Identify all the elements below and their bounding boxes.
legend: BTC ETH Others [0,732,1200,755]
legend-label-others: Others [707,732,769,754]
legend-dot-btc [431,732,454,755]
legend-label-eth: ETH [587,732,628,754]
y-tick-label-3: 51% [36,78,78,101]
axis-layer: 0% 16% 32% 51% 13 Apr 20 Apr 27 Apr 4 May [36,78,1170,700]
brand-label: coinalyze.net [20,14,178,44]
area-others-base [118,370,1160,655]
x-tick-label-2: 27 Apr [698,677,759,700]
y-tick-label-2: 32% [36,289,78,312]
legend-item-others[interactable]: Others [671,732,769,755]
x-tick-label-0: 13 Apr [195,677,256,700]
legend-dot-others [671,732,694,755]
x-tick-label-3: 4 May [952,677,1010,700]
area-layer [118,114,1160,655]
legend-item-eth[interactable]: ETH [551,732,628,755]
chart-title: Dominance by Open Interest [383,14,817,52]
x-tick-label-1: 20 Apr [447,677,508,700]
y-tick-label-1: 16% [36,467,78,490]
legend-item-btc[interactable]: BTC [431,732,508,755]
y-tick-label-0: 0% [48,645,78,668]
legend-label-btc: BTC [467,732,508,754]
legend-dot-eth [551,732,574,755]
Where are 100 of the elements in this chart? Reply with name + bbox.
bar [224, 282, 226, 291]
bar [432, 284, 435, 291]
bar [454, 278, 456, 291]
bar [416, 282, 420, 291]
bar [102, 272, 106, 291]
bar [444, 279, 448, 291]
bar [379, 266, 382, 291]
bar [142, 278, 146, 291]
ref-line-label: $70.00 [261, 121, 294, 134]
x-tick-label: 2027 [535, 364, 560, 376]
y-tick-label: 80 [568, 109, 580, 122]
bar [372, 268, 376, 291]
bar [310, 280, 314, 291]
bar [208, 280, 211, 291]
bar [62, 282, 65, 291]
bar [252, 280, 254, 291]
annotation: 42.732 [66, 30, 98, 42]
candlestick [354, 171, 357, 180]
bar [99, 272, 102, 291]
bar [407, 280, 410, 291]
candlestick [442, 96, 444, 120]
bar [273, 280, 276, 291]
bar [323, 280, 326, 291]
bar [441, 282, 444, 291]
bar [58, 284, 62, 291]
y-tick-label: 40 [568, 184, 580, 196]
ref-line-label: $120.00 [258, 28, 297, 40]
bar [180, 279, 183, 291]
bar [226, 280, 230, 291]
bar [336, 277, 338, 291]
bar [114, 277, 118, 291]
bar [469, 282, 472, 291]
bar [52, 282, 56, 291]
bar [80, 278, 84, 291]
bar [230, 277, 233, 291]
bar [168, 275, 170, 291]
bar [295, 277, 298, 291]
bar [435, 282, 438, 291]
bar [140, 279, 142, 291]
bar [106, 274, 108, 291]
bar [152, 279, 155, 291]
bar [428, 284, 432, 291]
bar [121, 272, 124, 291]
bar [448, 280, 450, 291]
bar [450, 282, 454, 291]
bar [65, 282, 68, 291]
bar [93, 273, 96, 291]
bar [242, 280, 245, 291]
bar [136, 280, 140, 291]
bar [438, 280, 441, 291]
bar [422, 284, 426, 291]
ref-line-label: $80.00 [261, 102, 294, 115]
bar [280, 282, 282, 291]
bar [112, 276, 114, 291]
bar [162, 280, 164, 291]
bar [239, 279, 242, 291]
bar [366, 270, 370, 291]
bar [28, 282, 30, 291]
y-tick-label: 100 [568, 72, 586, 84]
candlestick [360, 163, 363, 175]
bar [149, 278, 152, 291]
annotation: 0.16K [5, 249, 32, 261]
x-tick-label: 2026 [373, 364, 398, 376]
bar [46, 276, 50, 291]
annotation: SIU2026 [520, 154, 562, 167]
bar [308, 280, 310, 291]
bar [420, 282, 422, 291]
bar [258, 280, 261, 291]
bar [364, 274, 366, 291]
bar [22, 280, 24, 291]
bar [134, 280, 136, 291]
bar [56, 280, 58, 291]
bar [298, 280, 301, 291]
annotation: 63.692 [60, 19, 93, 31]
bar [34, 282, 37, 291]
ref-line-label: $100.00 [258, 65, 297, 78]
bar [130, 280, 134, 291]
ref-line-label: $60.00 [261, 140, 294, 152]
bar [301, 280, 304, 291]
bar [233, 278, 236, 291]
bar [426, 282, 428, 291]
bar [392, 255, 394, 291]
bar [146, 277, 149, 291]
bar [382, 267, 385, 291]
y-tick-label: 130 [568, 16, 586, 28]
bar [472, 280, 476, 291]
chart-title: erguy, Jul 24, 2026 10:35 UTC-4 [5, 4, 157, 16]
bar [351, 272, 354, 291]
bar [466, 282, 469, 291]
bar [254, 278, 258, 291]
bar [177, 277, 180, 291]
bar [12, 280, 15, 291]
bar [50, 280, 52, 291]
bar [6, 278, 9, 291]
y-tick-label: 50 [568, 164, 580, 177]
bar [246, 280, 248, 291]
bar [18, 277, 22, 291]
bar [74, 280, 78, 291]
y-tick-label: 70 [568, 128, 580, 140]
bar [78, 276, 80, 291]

########

- What is needed
State how many of the lines above contain the string "title", with case counting. Give only the number.

- Answer to this problem
2